[Data listing]
--

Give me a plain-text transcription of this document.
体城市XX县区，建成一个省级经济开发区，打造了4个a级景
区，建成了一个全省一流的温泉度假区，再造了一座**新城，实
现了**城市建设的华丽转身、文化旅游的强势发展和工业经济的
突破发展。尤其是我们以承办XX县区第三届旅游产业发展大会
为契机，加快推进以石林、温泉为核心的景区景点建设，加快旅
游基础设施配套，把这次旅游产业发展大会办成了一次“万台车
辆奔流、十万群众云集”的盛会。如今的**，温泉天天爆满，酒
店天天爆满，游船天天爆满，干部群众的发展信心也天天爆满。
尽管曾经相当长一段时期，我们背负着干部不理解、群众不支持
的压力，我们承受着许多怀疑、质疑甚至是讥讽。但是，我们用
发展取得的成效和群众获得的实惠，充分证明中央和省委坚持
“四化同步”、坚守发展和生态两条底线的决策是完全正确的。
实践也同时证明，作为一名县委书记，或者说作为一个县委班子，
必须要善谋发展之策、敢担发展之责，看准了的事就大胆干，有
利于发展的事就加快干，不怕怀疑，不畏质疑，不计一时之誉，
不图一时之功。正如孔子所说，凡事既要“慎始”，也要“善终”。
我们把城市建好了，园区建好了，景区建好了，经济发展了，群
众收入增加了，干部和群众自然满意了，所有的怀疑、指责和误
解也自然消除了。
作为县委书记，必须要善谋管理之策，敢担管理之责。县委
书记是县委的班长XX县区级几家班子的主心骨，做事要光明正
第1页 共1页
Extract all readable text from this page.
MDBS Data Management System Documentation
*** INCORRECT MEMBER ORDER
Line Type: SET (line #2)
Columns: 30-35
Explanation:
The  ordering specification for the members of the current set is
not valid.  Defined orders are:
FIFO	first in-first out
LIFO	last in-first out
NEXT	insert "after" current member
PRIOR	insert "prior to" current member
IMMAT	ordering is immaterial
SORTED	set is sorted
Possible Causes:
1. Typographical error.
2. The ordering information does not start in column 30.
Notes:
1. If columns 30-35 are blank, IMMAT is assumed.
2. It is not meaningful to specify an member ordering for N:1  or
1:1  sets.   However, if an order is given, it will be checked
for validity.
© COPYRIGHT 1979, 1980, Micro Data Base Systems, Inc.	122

--

### The task
Copy every line verbatim.

### Output of the task
Give me a plain-text transcription of this document.
体城市XX县区，建成一个省级经济开发区，打造了4个a级景
区，建成了一个全省一流的温泉度假区，再造了一座**新城，实
现了**城市建设的华丽转身、文化旅游的强势发展和工业经济的
突破发展。尤其是我们以承办XX县区第三届旅游产业发展大会
为契机，加快推进以石林、温泉为核心的景区景点建设，加快旅
游基础设施配套，把这次旅游产业发展大会办成了一次“万台车
辆奔流、十万群众云集”的盛会。如今的**，温泉天天爆满，酒
店天天爆满，游船天天爆满，干部群众的发展信心也天天爆满。
尽管曾经相当长一段时期，我们背负着干部不理解、群众不支持
的压力，我们承受着许多怀疑、质疑甚至是讥讽。但是，我们用
发展取得的成效和群众获得的实惠，充分证明中央和省委坚持
“四化同步”、坚守发展和生态两条底线的决策是完全正确的。
实践也同时证明，作为一名县委书记，或者说作为一个县委班子，
必须要善谋发展之策、敢担发展之责，看准了的事就大胆干，有
利于发展的事就加快干，不怕怀疑，不畏质疑，不计一时之誉，
不图一时之功。正如孔子所说，凡事既要“慎始”，也要“善终”。
我们把城市建好了，园区建好了，景区建好了，经济发展了，群
众收入增加了，干部和群众自然满意了，所有的怀疑、指责和误
解也自然消除了。
作为县委书记，必须要善谋管理之策，敢担管理之责。县委
书记是县委的班长XX县区级几家班子的主心骨，做事要光明正
第1页 共1页
Extract all readable text from this page.
MDBS Data Management System Documentation
*** INCORRECT MEMBER ORDER
Line Type: SET (line #2)
Columns: 30-35
Explanation:
The  ordering specification for the members of the current set is
not valid.  Defined orders are:
FIFO	first in-first out
LIFO	last in-first out
NEXT	insert "after" current member
PRIOR	insert "prior to" current member
IMMAT	ordering is immaterial
SORTED	set is sorted
Possible Causes:
1. Typographical error.
2. The ordering information does not start in column 30.
Notes:
1. If columns 30-35 are blank, IMMAT is assumed.
2. It is not meaningful to specify an member ordering for N:1  or
1:1  sets.   However, if an order is given, it will be checked
for validity.
© COPYRIGHT 1979, 1980, Micro Data Base Systems, Inc.	122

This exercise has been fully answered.